> TEXTE À LIRE:
▶

Innsbruck, 13 août 1891.

Aujourd’hui le premier anniversaire de ma naissance depuis cet inconcevable événement: mon premier véritable jour de naissance!... Quand, le matin et le soir, les montagnes, par-dessus les toits, flamboient jusque dans mes fenêtres, comme si, d’un monde irrêvé, elles surgissaient, alors encore en moi rayonnent ces sourires d’inextinguible mélancolie qu’ELLE a laissés choir dans mon cœur et qui paraissent soustraits à l’universelle loi des choses, ou bien c’est un parfum ranimé de souvenirs qui jamais ne voudront se faner...


Je vais souvent à la morne église du château, où tant de rois et de reines en acier derrière une lourde grille de fer s’alignent, comme si cette réunion avait été le but définitif de leurs existences, uniquement poursuivi leur vie durant. Là aussi de pauvres femmes harassées du peuple, comme poussées par une main mystérieuse, tout le long du jour, jusque dans la nuit, bégayent des prières dans les ténèbres: peut-être s’agit-il simplement pour elles d’un jupon neuf; à la statue de saint Antoine les petites bonnes demandent la grâce de retrouver les cuillères à café perdues. Ah! je les plains de n’avoir pas obtenu ce qu’elles désirent, car je me dis que, si j’osais élever mon vœu à la hauteur d’une prière, je devrais m’abîmer en oraisons...



3 septembre.

Est-il possible que mon rêve ne soit pas évanoui? Nouveau printemps, refleurira-t-il sur l’automne de mes souvenirs, sans avoir subi ni l’hiver ni la mort?...

◀

> CONSIGNE 1:
Répondez à ces questions sur le journal daté d'Innsbruck.
(a) Quelle date porte la première entrée ?
(b) Que voit-on s'aligner derrière une lourde grille de fer dans l'église du château ?
(c) Quelle grâce les petites bonnes demandent-elles à la statue de saint Antoine ?
> CONSIGNE 2: Prolongez le journal daté d'Innsbruck en reprenant après sa dernière phrase, qui s'achève sur « sans avoir subi ni l'hiver ni la mort ?... ».
Les lignes proviennent d'une autre source que le journal.

Entrées de position des éléments:

▶

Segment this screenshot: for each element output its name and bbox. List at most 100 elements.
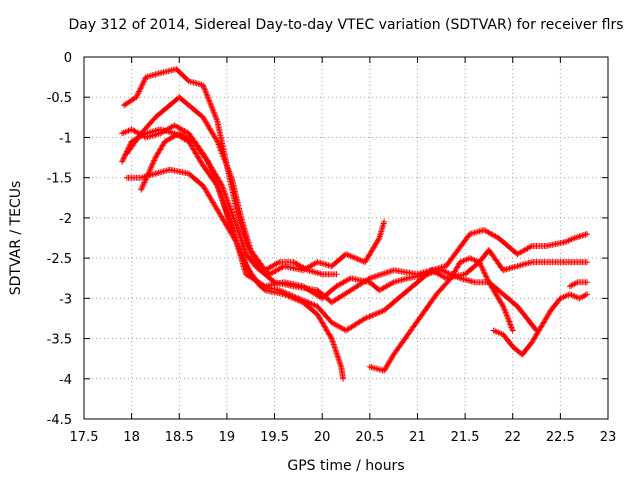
y-axis-label: SDTVAR / TECUs [8,181,24,296]
data-point [154,156,157,159]
series-s7 [366,255,516,374]
data-point [202,184,204,187]
data-point [464,273,466,276]
plot-frame [83,56,609,420]
data-point [459,277,462,280]
data-point [188,132,190,135]
data-point [216,120,219,123]
data-point [221,184,223,187]
data-point [421,313,424,316]
data-point [283,281,285,284]
y-tick-label: -3.5 [47,333,72,348]
data-point [516,305,519,308]
x-tick-label: 19 [219,430,236,445]
y-tick-label: -0.5 [47,91,72,106]
data-point [335,273,338,276]
data-point [140,176,142,179]
data-point [235,241,238,243]
data-point [402,293,404,296]
data-point [369,365,371,368]
data-point [521,353,524,356]
y-tick-label: 0 [64,51,72,66]
y-tick-labels: 0 -0.5 -1 -1.5 -2 -2.5 -3 -3.5 -4 -4.5 [47,51,72,428]
data-point [316,313,319,316]
data-point [202,164,204,167]
data-point [188,80,190,82]
data-point [392,281,395,284]
x-tick-label: 22 [504,430,521,445]
data-point [445,265,447,267]
data-point [516,265,519,267]
y-tick-label: -2.5 [47,252,72,267]
data-point [392,269,395,271]
data-point [530,245,533,247]
y-tick-label: -1.5 [47,172,72,187]
data-point [140,188,142,191]
data-point [573,237,576,239]
data-point [302,285,304,288]
data-point [345,329,347,332]
data-point [586,293,588,296]
data-point [283,265,285,267]
data-point [492,329,495,332]
data-point [126,176,128,179]
data-point [249,249,252,251]
data-point [530,341,533,344]
data-point [278,289,281,292]
data-point [226,213,228,215]
data-point [335,285,338,288]
y-tick-label: -4.5 [47,413,72,428]
data-point [202,84,204,86]
data-point [502,269,505,271]
data-point [378,289,381,292]
data-point [345,253,347,255]
data-point [450,277,452,280]
data-point [569,293,571,296]
data-point [530,261,533,263]
data-point [159,72,162,74]
data-point [235,225,238,227]
data-point [168,104,171,107]
data-point [511,345,514,348]
data-point [378,237,381,239]
data-point [569,261,571,263]
data-point [416,281,419,284]
chart-title: Day 312 of 2014, Sidereal Day-to-day VTE… [68,17,623,33]
data-point [188,172,190,175]
y-tick-label: -1 [59,131,72,146]
data-point [349,277,352,280]
data-point [435,293,438,296]
y-tick-label: -3 [59,292,72,307]
data-point [330,337,333,340]
data-point [154,116,157,119]
data-point [426,273,428,276]
data-point [502,293,505,296]
data-point [121,132,123,135]
data-point [445,277,447,280]
data-point [586,261,588,263]
data-point [576,281,579,284]
data-point [145,76,147,78]
data-point [330,301,333,304]
x-tick-label: 18.5 [165,430,194,445]
data-point [511,329,514,332]
data-point [207,160,209,163]
data-point [216,140,219,143]
data-point [440,269,443,271]
data-point [230,176,233,179]
data-point [550,261,552,263]
data-point [478,261,481,263]
data-point [545,245,547,247]
data-point [123,104,125,107]
data-point [369,281,371,284]
data-point [168,168,171,171]
x-tick-label: 21 [409,430,426,445]
data-point [469,233,471,235]
data-point [145,136,147,139]
data-point [459,261,462,263]
data-point [497,237,500,239]
data-point [364,317,366,320]
data-point [407,277,409,280]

◀

> RÉPONSE ATTENDUE 1:
(a) Le 13 août 1891.
(b) Des rois et des reines en acier.
(c) Celle de retrouver les cuillères à café perdues.

> RÉPONSE ATTENDUE 2:
Une lettre du baron Nopcsa, datée d’Ischl, qui me demande, au nom de l’impératrice, si je suis disposé «à passer les mois de décembre à avril auprès de Sa Majesté l’Impératrice et Reine, comme professeur de grec, et pour l’accompagner dans ses promenades».

Dans un post-scriptum, le baron Nopcsa ajoute: «Sous la condition que vos études n’en souffriraient point».

Ainsi il faut en finir avec la Faculté ou refuser. Je vais passer mes examens ici, à Innsbruck, car à Vienne mon tour ne serait pas si vite venu...


Quand je pense à ce que, sans prier, j’ai obtenu, pour la seule raison, peut-être, que j’ai tenu mon vœu à moi-même secret!...


J’ai choisi Schopenhauer comme sujet de ma thèse de philosophie: je me suit fait un élément vital de sa doctrine depuis qu’elle correspond si parfaitement à mon état d’âme. «Un singulier sujet d’examen!» me dit, en ricanant, le professeur de philosophie d’Innsbruck. J’étais et je reste peut-être le seul qui ait osé une tentative pareille.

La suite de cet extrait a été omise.